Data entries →
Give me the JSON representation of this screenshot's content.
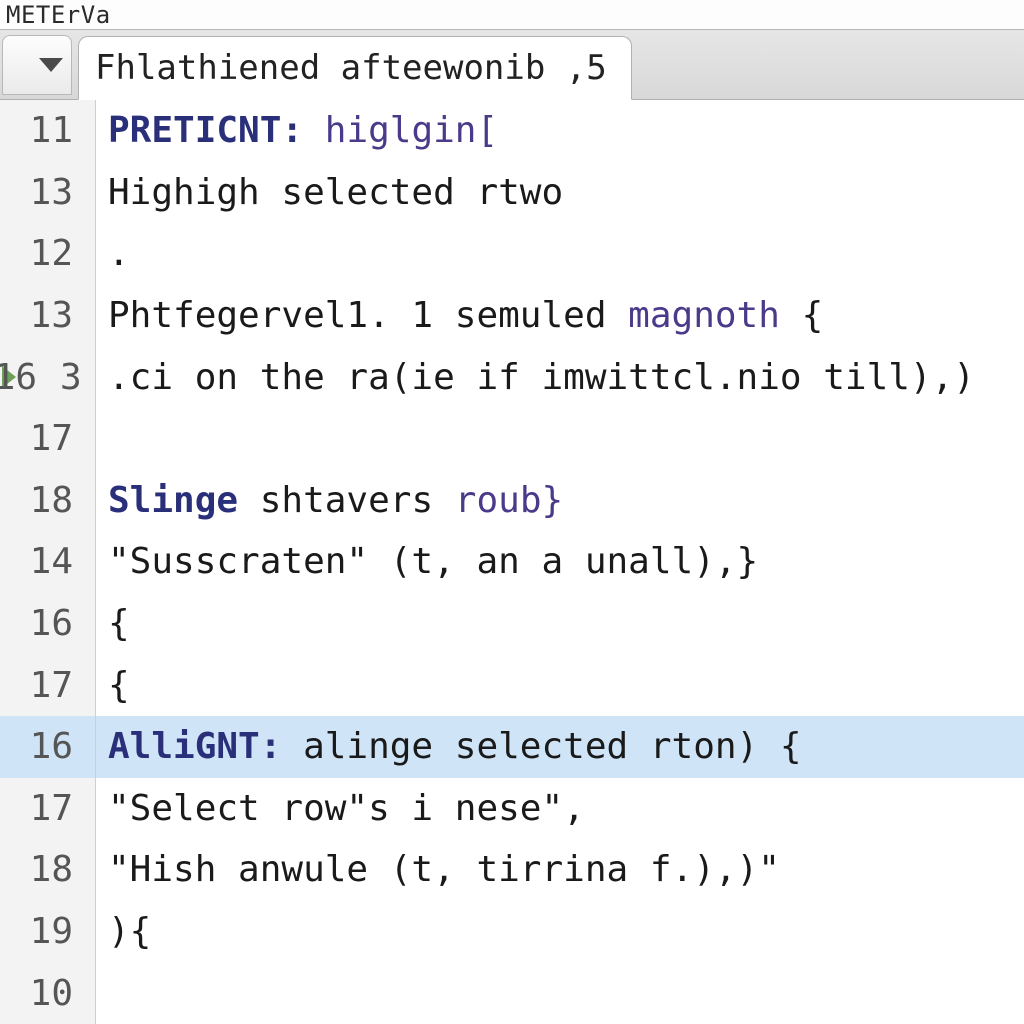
{
  "title": "METErVa",
  "tab": {
    "label": "Fhlathiened afteewonib ,5"
  },
  "lines": [
    {
      "num": "11",
      "segments": [
        {
          "t": "PRETICNT:",
          "cls": "kw"
        },
        {
          "t": " ",
          "cls": "plain"
        },
        {
          "t": "higlgin[",
          "cls": "id"
        }
      ]
    },
    {
      "num": "13",
      "segments": [
        {
          "t": "Highigh selected rtwo",
          "cls": "plain"
        }
      ]
    },
    {
      "num": "12",
      "segments": [
        {
          "t": ".",
          "cls": "plain"
        }
      ]
    },
    {
      "num": "13",
      "segments": [
        {
          "t": "Phtfegervel1. 1 semuled ",
          "cls": "plain"
        },
        {
          "t": "magnoth",
          "cls": "id"
        },
        {
          "t": " {",
          "cls": "plain"
        }
      ]
    },
    {
      "num": "16",
      "bp": "3",
      "segments": [
        {
          "t": ".ci on the ra(ie if imwittcl.nio till),)",
          "cls": "plain"
        }
      ]
    },
    {
      "num": "17",
      "segments": []
    },
    {
      "num": "18",
      "segments": [
        {
          "t": "Slinge",
          "cls": "kw"
        },
        {
          "t": " shtavers ",
          "cls": "plain"
        },
        {
          "t": "roub}",
          "cls": "id"
        }
      ]
    },
    {
      "num": "14",
      "segments": [
        {
          "t": "\"Susscraten\" (t, an a unall),}",
          "cls": "plain"
        }
      ]
    },
    {
      "num": "16",
      "segments": [
        {
          "t": "{",
          "cls": "plain"
        }
      ]
    },
    {
      "num": "17",
      "segments": [
        {
          "t": "{",
          "cls": "plain"
        }
      ]
    },
    {
      "num": "16",
      "hl": true,
      "segments": [
        {
          "t": "AlliGNT:",
          "cls": "kw"
        },
        {
          "t": " alinge selected rton) {",
          "cls": "plain"
        }
      ]
    },
    {
      "num": "17",
      "segments": [
        {
          "t": "\"Select row\"s i nese\",",
          "cls": "plain"
        }
      ]
    },
    {
      "num": "18",
      "segments": [
        {
          "t": "\"Hish anwule (t, tirrina f.),)\"",
          "cls": "plain"
        }
      ]
    },
    {
      "num": "19",
      "segments": [
        {
          "t": "){",
          "cls": "plain"
        }
      ]
    },
    {
      "num": "10",
      "segments": []
    }
  ]
}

Written task → Search the listing for the string "selected". Copy each line where it turns up.

Response to this task →
          "t": "Highigh selected rtwo",
          "t": " alinge selected rton) {",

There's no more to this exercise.